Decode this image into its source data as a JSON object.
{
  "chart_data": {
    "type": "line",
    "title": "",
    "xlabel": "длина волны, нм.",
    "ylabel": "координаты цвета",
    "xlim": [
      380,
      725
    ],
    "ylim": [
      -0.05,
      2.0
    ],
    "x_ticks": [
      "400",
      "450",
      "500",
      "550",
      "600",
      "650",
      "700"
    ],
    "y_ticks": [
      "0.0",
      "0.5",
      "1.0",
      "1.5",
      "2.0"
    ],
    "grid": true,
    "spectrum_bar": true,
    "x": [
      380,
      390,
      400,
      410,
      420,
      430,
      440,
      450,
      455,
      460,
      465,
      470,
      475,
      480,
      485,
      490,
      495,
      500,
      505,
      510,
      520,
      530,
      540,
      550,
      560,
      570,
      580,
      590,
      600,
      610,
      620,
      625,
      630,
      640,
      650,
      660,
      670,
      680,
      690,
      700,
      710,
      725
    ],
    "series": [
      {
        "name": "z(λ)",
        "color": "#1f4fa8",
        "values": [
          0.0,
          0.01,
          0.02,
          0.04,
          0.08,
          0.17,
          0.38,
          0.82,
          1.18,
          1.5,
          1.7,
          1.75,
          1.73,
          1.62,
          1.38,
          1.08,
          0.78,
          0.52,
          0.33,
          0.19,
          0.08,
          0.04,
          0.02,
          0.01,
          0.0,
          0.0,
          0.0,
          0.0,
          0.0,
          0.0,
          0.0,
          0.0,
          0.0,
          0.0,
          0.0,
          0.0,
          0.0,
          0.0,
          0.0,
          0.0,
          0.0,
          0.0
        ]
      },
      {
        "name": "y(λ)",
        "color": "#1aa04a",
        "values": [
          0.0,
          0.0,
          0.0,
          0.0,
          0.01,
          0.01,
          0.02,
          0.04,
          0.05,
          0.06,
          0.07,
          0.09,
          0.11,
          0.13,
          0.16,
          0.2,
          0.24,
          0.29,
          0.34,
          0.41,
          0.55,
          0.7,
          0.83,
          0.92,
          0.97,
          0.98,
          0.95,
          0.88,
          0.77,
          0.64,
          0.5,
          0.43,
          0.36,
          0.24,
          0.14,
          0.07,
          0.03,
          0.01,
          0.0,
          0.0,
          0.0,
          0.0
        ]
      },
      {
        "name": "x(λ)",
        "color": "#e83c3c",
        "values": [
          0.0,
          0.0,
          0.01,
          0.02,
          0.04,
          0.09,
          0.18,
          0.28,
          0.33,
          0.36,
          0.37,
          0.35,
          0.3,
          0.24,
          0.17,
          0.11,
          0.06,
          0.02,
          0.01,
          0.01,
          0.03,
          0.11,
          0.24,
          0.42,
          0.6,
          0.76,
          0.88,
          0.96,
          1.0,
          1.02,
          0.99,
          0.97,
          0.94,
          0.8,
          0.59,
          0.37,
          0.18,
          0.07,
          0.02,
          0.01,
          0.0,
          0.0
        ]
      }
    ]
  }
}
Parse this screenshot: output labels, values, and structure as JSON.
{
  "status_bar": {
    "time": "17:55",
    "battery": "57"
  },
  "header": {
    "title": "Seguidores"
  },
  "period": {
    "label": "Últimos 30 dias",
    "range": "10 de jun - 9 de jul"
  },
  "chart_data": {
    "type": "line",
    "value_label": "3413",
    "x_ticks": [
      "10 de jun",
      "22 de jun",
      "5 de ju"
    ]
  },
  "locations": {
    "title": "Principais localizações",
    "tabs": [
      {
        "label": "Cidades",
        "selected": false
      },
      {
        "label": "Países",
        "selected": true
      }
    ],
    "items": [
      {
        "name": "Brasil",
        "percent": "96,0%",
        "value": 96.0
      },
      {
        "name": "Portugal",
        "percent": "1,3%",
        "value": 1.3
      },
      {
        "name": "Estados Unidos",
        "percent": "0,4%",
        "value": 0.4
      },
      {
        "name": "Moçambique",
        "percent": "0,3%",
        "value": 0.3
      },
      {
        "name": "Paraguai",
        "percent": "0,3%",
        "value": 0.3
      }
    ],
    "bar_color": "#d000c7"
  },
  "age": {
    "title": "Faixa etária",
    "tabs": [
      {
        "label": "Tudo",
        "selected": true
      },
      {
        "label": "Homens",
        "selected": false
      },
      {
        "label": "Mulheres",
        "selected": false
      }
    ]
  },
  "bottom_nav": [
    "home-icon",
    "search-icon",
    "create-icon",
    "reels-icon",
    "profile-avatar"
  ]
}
........
Recopy the entries above exactly, with every line included.

# [REPLY]
Decode this image into its source data as a JSON object.
{
  "chart_data": {
    "type": "line",
    "title": "",
    "xlabel": "длина волны, нм.",
    "ylabel": "координаты цвета",
    "xlim": [
      380,
      725
    ],
    "ylim": [
      -0.05,
      2.0
    ],
    "x_ticks": [
      "400",
      "450",
      "500",
      "550",
      "600",
      "650",
      "700"
    ],
    "y_ticks": [
      "0.0",
      "0.5",
      "1.0",
      "1.5",
      "2.0"
    ],
    "grid": true,
    "spectrum_bar": true,
    "x": [
      380,
      390,
      400,
      410,
      420,
      430,
      440,
      450,
      455,
      460,
      465,
      470,
      475,
      480,
      485,
      490,
      495,
      500,
      505,
      510,
      520,
      530,
      540,
      550,
      560,
      570,
      580,
      590,
      600,
      610,
      620,
      625,
      630,
      640,
      650,
      660,
      670,
      680,
      690,
      700,
      710,
      725
    ],
    "series": [
      {
        "name": "z(λ)",
        "color": "#1f4fa8",
        "values": [
          0.0,
          0.01,
          0.02,
          0.04,
          0.08,
          0.17,
          0.38,
          0.82,
          1.18,
          1.5,
          1.7,
          1.75,
          1.73,
          1.62,
          1.38,
          1.08,
          0.78,
          0.52,
          0.33,
          0.19,
          0.08,
          0.04,
          0.02,
          0.01,
          0.0,
          0.0,
          0.0,
          0.0,
          0.0,
          0.0,
          0.0,
          0.0,
          0.0,
          0.0,
          0.0,
          0.0,
          0.0,
          0.0,
          0.0,
          0.0,
          0.0,
          0.0
        ]
      },
      {
        "name": "y(λ)",
        "color": "#1aa04a",
        "values": [
          0.0,
          0.0,
          0.0,
          0.0,
          0.01,
          0.01,
          0.02,
          0.04,
          0.05,
          0.06,
          0.07,
          0.09,
          0.11,
          0.13,
          0.16,
          0.2,
          0.24,
          0.29,
          0.34,
          0.41,
          0.55,
          0.7,
          0.83,
          0.92,
          0.97,
          0.98,
          0.95,
          0.88,
          0.77,
          0.64,
          0.5,
          0.43,
          0.36,
          0.24,
          0.14,
          0.07,
          0.03,
          0.01,
          0.0,
          0.0,
          0.0,
          0.0
        ]
      },
      {
        "name": "x(λ)",
        "color": "#e83c3c",
        "values": [
          0.0,
          0.0,
          0.01,
          0.02,
          0.04,
          0.09,
          0.18,
          0.28,
          0.33,
          0.36,
          0.37,
          0.35,
          0.3,
          0.24,
          0.17,
          0.11,
          0.06,
          0.02,
          0.01,
          0.01,
          0.03,
          0.11,
          0.24,
          0.42,
          0.6,
          0.76,
          0.88,
          0.96,
          1.0,
          1.02,
          0.99,
          0.97,
          0.94,
          0.8,
          0.59,
          0.37,
          0.18,
          0.07,
          0.02,
          0.01,
          0.0,
          0.0
        ]
      }
    ]
  }
}
Parse this screenshot: output labels, values, and structure as JSON.
{
  "status_bar": {
    "time": "17:55",
    "battery": "57"
  },
  "header": {
    "title": "Seguidores"
  },
  "period": {
    "label": "Últimos 30 dias",
    "range": "10 de jun - 9 de jul"
  },
  "chart_data": {
    "type": "line",
    "value_label": "3413",
    "x_ticks": [
      "10 de jun",
      "22 de jun",
      "5 de ju"
    ]
  },
  "locations": {
    "title": "Principais localizações",
    "tabs": [
      {
        "label": "Cidades",
        "selected": false
      },
      {
        "label": "Países",
        "selected": true
      }
    ],
    "items": [
      {
        "name": "Brasil",
        "percent": "96,0%",
        "value": 96.0
      },
      {
        "name": "Portugal",
        "percent": "1,3%",
        "value": 1.3
      },
      {
        "name": "Estados Unidos",
        "percent": "0,4%",
        "value": 0.4
      },
      {
        "name": "Moçambique",
        "percent": "0,3%",
        "value": 0.3
      },
      {
        "name": "Paraguai",
        "percent": "0,3%",
        "value": 0.3
      }
    ],
    "bar_color": "#d000c7"
  },
  "age": {
    "title": "Faixa etária",
    "tabs": [
      {
        "label": "Tudo",
        "selected": true
      },
      {
        "label": "Homens",
        "selected": false
      },
      {
        "label": "Mulheres",
        "selected": false
      }
    ]
  },
  "bottom_nav": [
    "home-icon",
    "search-icon",
    "create-icon",
    "reels-icon",
    "profile-avatar"
  ]
}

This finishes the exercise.